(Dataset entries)
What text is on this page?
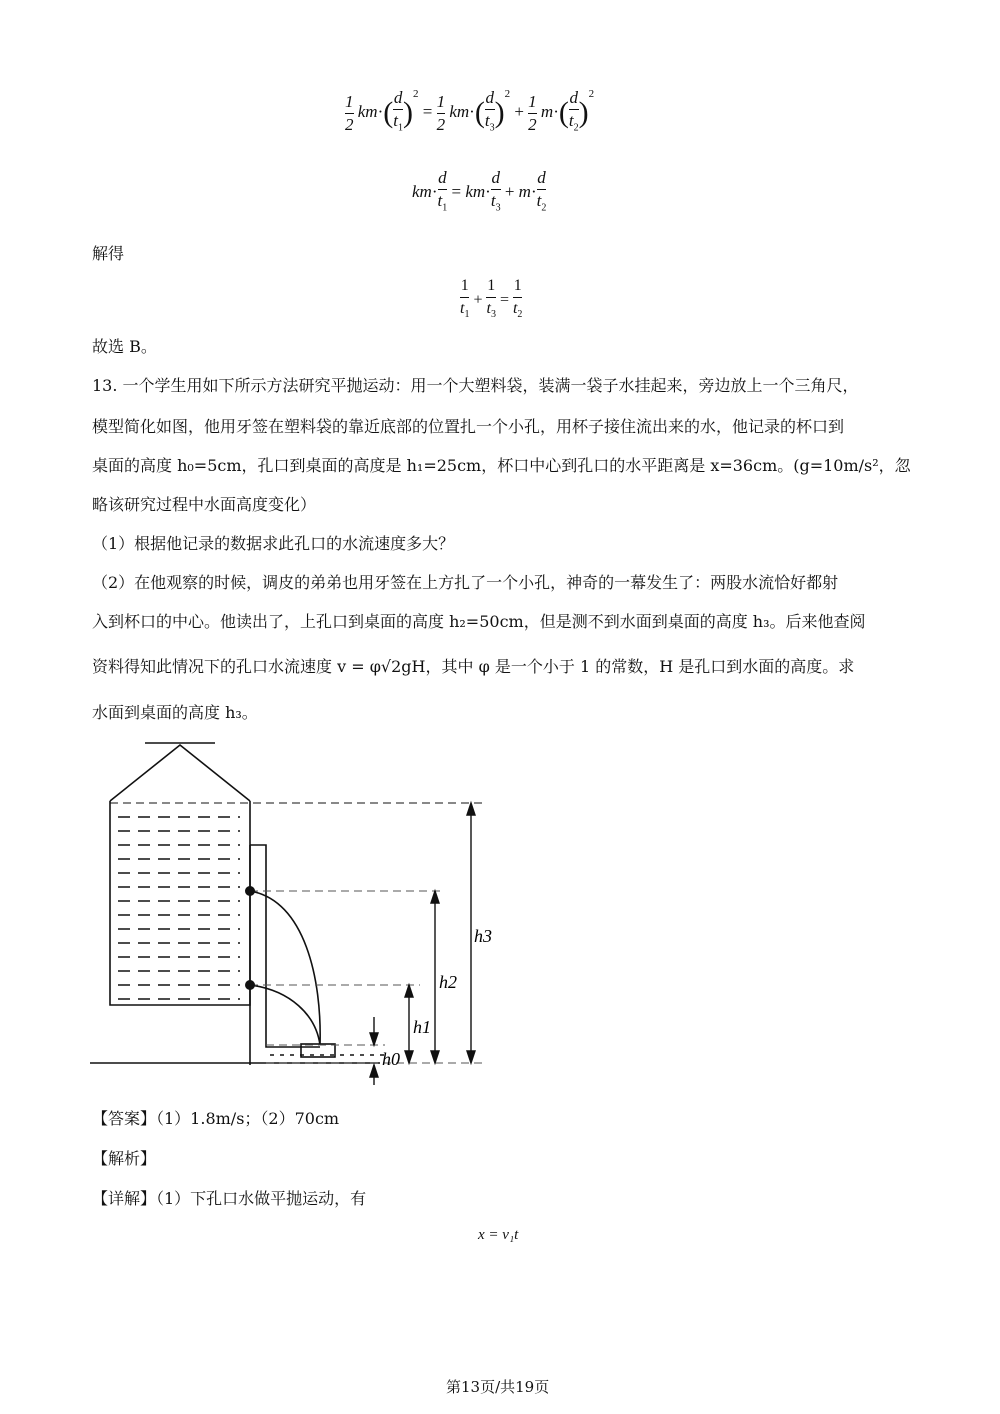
$\frac{1}{2} km\cdot( \frac{d}{t_1} )^2 = \frac{1}{2} km\cdot( \frac{d}{t_3} )^2 + \frac{1}{2} m\cdot( \frac{d}{t_2} )^2$
$km\cdot \frac{d}{t_1} = km\cdot \frac{d}{t_3} + m\cdot \frac{d}{t_2}$
解得
$\frac{1}{t_1} + \frac{1}{t_3} = \frac{1}{t_2}$
故选 B。
13. 一个学生用如下所示方法研究平抛运动：用一个大塑料袋，装满一袋子水挂起来，旁边放上一个三角尺，
模型简化如图，他用牙签在塑料袋的靠近底部的位置扎一个小孔，用杯子接住流出来的水，他记录的杯口到
桌面的高度 h₀=5cm，孔口到桌面的高度是 h₁=25cm，杯口中心到孔口的水平距离是 x=36cm。(g=10m/s²，忽
略该研究过程中水面高度变化）
（1）根据他记录的数据求此孔口的水流速度多大？
（2）在他观察的时候，调皮的弟弟也用牙签在上方扎了一个小孔，神奇的一幕发生了：两股水流恰好都射
入到杯口的中心。他读出了，上孔口到桌面的高度 h₂=50cm，但是测不到水面到桌面的高度 h₃。后来他查阅
资料得知此情况下的孔口水流速度 v = φ√2gH，其中 φ 是一个小于 1 的常数，H 是孔口到水面的高度。求
水面到桌面的高度 h₃。
h3
h2
h1
h0
【答案】（1）1.8m/s；（2）70cm
【解析】
【详解】（1）下孔口水做平抛运动，有
x = v₁t
第13页/共19页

PROBLEM REQUIREMENTS |
Exclude the images, then output the data above word for word.

SOLUTION FOR THIS PROBLEM |
What text is on this page?
$\frac{1}{2} km\cdot( \frac{d}{t_1} )^2 = \frac{1}{2} km\cdot( \frac{d}{t_3} )^2 + \frac{1}{2} m\cdot( \frac{d}{t_2} )^2$
$km\cdot \frac{d}{t_1} = km\cdot \frac{d}{t_3} + m\cdot \frac{d}{t_2}$
解得
$\frac{1}{t_1} + \frac{1}{t_3} = \frac{1}{t_2}$
故选 B。
13. 一个学生用如下所示方法研究平抛运动：用一个大塑料袋，装满一袋子水挂起来，旁边放上一个三角尺，
模型简化如图，他用牙签在塑料袋的靠近底部的位置扎一个小孔，用杯子接住流出来的水，他记录的杯口到
桌面的高度 h₀=5cm，孔口到桌面的高度是 h₁=25cm，杯口中心到孔口的水平距离是 x=36cm。(g=10m/s²，忽
略该研究过程中水面高度变化）
（1）根据他记录的数据求此孔口的水流速度多大？
（2）在他观察的时候，调皮的弟弟也用牙签在上方扎了一个小孔，神奇的一幕发生了：两股水流恰好都射
入到杯口的中心。他读出了，上孔口到桌面的高度 h₂=50cm，但是测不到水面到桌面的高度 h₃。后来他查阅
资料得知此情况下的孔口水流速度 v = φ√2gH，其中 φ 是一个小于 1 的常数，H 是孔口到水面的高度。求
水面到桌面的高度 h₃。
h3
h2
h1
h0
【答案】（1）1.8m/s；（2）70cm
【解析】
【详解】（1）下孔口水做平抛运动，有
x = v₁t
第13页/共19页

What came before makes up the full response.